» **Supplied data**:
===

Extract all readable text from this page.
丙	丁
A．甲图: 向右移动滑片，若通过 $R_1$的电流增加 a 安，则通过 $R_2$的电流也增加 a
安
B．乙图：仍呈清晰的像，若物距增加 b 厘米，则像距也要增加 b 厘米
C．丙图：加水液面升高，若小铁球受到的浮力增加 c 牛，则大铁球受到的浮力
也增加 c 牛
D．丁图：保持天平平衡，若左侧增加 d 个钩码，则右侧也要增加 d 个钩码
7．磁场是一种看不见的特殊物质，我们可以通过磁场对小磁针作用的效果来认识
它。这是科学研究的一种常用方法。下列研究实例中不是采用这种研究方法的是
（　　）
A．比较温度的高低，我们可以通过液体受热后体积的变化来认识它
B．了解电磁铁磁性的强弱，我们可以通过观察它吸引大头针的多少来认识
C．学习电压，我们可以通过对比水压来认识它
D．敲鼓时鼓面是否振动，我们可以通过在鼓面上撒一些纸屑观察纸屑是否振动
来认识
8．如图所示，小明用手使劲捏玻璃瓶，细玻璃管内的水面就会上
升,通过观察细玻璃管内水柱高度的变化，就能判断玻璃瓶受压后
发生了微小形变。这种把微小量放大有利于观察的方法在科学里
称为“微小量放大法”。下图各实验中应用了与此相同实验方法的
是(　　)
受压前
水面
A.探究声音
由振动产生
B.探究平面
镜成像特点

===

» **Exercise prompt**:
Type the material above out again, exactly.

» **Solution for this problem**:
Extract all readable text from this page.
丙	丁
A．甲图: 向右移动滑片，若通过 $R_1$的电流增加 a 安，则通过 $R_2$的电流也增加 a
安
B．乙图：仍呈清晰的像，若物距增加 b 厘米，则像距也要增加 b 厘米
C．丙图：加水液面升高，若小铁球受到的浮力增加 c 牛，则大铁球受到的浮力
也增加 c 牛
D．丁图：保持天平平衡，若左侧增加 d 个钩码，则右侧也要增加 d 个钩码
7．磁场是一种看不见的特殊物质，我们可以通过磁场对小磁针作用的效果来认识
它。这是科学研究的一种常用方法。下列研究实例中不是采用这种研究方法的是
（　　）
A．比较温度的高低，我们可以通过液体受热后体积的变化来认识它
B．了解电磁铁磁性的强弱，我们可以通过观察它吸引大头针的多少来认识
C．学习电压，我们可以通过对比水压来认识它
D．敲鼓时鼓面是否振动，我们可以通过在鼓面上撒一些纸屑观察纸屑是否振动
来认识
8．如图所示，小明用手使劲捏玻璃瓶，细玻璃管内的水面就会上
升,通过观察细玻璃管内水柱高度的变化，就能判断玻璃瓶受压后
发生了微小形变。这种把微小量放大有利于观察的方法在科学里
称为“微小量放大法”。下图各实验中应用了与此相同实验方法的
是(　　)
受压前
水面
A.探究声音
由振动产生
B.探究平面
镜成像特点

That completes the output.